The entries below should be given again exactly, minus their pictures.

◆ **Record list**:
--*--
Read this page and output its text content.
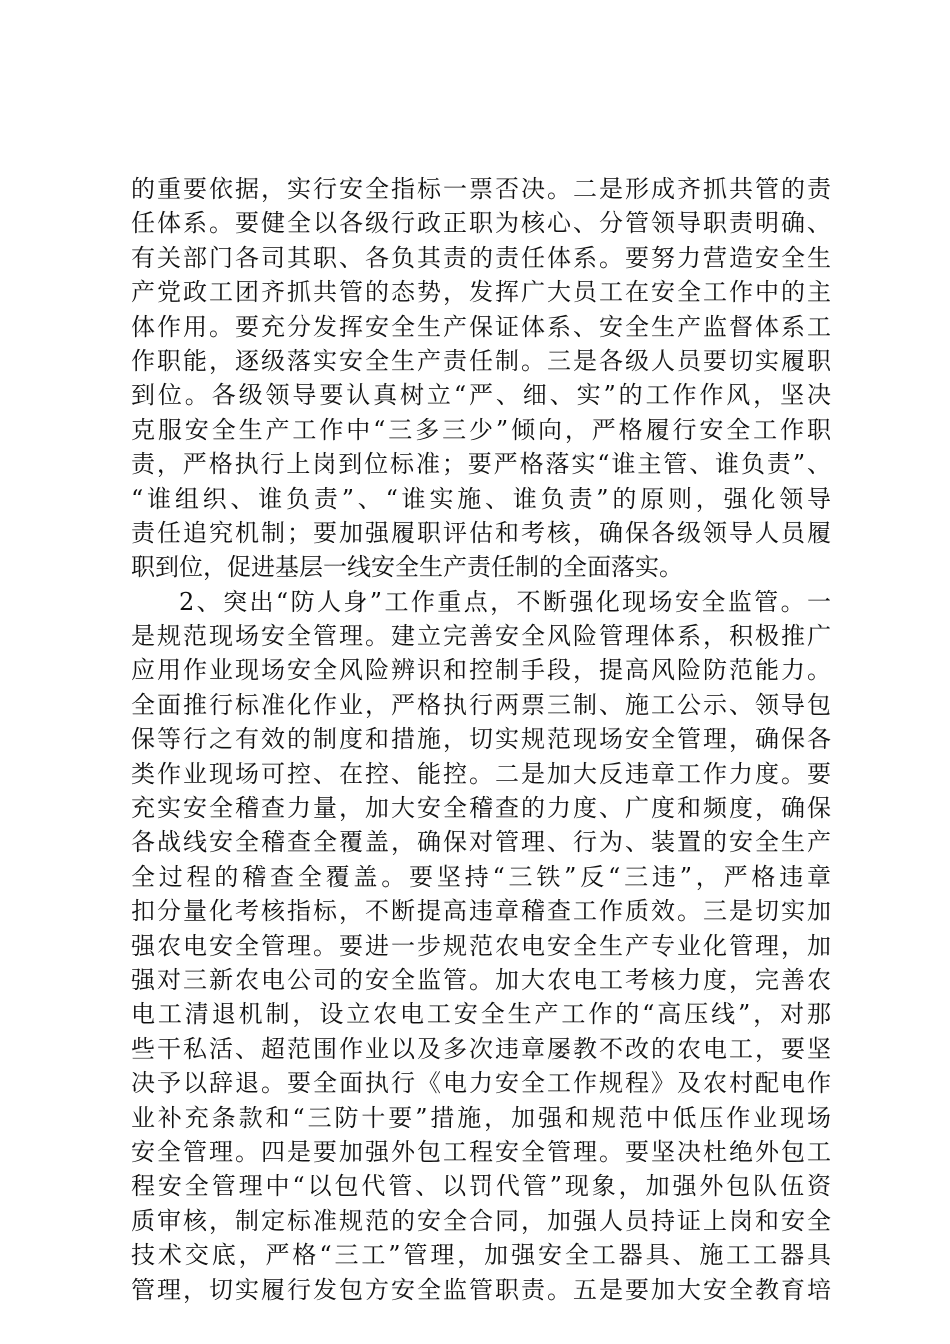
的重要依据，实行安全指标一票否决。二是形成齐抓共管的责
任体系。要健全以各级行政正职为核心、分管领导职责明确、
有关部门各司其职、各负其责的责任体系。要努力营造安全生
产党政工团齐抓共管的态势，发挥广大员工在安全工作中的主
体作用。要充分发挥安全生产保证体系、安全生产监督体系工
作职能，逐级落实安全生产责任制。三是各级人员要切实履职
到位。各级领导要认真树立“严、细、实”的工作作风，坚决
克服安全生产工作中“三多三少”倾向，严格履行安全工作职
责，严格执行上岗到位标准；要严格落实“谁主管、谁负责”、
“谁组织、谁负责”、“谁实施、谁负责”的原则，强化领导
责任追究机制；要加强履职评估和考核，确保各级领导人员履
职到位，促进基层一线安全生产责任制的全面落实。
2、突出“防人身”工作重点，不断强化现场安全监管。一
是规范现场安全管理。建立完善安全风险管理体系，积极推广
应用作业现场安全风险辨识和控制手段，提高风险防范能力。
全面推行标准化作业，严格执行两票三制、施工公示、领导包
保等行之有效的制度和措施，切实规范现场安全管理，确保各
类作业现场可控、在控、能控。二是加大反违章工作力度。要
充实安全稽查力量，加大安全稽查的力度、广度和频度，确保
各战线安全稽查全覆盖，确保对管理、行为、装置的安全生产
全过程的稽查全覆盖。要坚持“三铁”反“三违”，严格违章
扣分量化考核指标，不断提高违章稽查工作质效。三是切实加
强农电安全管理。要进一步规范农电安全生产专业化管理，加
强对三新农电公司的安全监管。加大农电工考核力度，完善农
电工清退机制，设立农电工安全生产工作的“高压线”，对那
些干私活、超范围作业以及多次违章屡教不改的农电工，要坚
决予以辞退。要全面执行《电力安全工作规程》及农村配电作
业补充条款和“三防十要”措施，加强和规范中低压作业现场
安全管理。四是要加强外包工程安全管理。要坚决杜绝外包工
程安全管理中“以包代管、以罚代管”现象，加强外包队伍资
质审核，制定标准规范的安全合同，加强人员持证上岗和安全
技术交底，严格“三工”管理，加强安全工器具、施工工器具
管理，切实履行发包方安全监管职责。五是要加大安全教育培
--*--
◆ **Result of the task**:
Read this page and output its text content.
的重要依据，实行安全指标一票否决。二是形成齐抓共管的责
任体系。要健全以各级行政正职为核心、分管领导职责明确、
有关部门各司其职、各负其责的责任体系。要努力营造安全生
产党政工团齐抓共管的态势，发挥广大员工在安全工作中的主
体作用。要充分发挥安全生产保证体系、安全生产监督体系工
作职能，逐级落实安全生产责任制。三是各级人员要切实履职
到位。各级领导要认真树立“严、细、实”的工作作风，坚决
克服安全生产工作中“三多三少”倾向，严格履行安全工作职
责，严格执行上岗到位标准；要严格落实“谁主管、谁负责”、
“谁组织、谁负责”、“谁实施、谁负责”的原则，强化领导
责任追究机制；要加强履职评估和考核，确保各级领导人员履
职到位，促进基层一线安全生产责任制的全面落实。
2、突出“防人身”工作重点，不断强化现场安全监管。一
是规范现场安全管理。建立完善安全风险管理体系，积极推广
应用作业现场安全风险辨识和控制手段，提高风险防范能力。
全面推行标准化作业，严格执行两票三制、施工公示、领导包
保等行之有效的制度和措施，切实规范现场安全管理，确保各
类作业现场可控、在控、能控。二是加大反违章工作力度。要
充实安全稽查力量，加大安全稽查的力度、广度和频度，确保
各战线安全稽查全覆盖，确保对管理、行为、装置的安全生产
全过程的稽查全覆盖。要坚持“三铁”反“三违”，严格违章
扣分量化考核指标，不断提高违章稽查工作质效。三是切实加
强农电安全管理。要进一步规范农电安全生产专业化管理，加
强对三新农电公司的安全监管。加大农电工考核力度，完善农
电工清退机制，设立农电工安全生产工作的“高压线”，对那
些干私活、超范围作业以及多次违章屡教不改的农电工，要坚
决予以辞退。要全面执行《电力安全工作规程》及农村配电作
业补充条款和“三防十要”措施，加强和规范中低压作业现场
安全管理。四是要加强外包工程安全管理。要坚决杜绝外包工
程安全管理中“以包代管、以罚代管”现象，加强外包队伍资
质审核，制定标准规范的安全合同，加强人员持证上岗和安全
技术交底，严格“三工”管理，加强安全工器具、施工工器具
管理，切实履行发包方安全监管职责。五是要加大安全教育培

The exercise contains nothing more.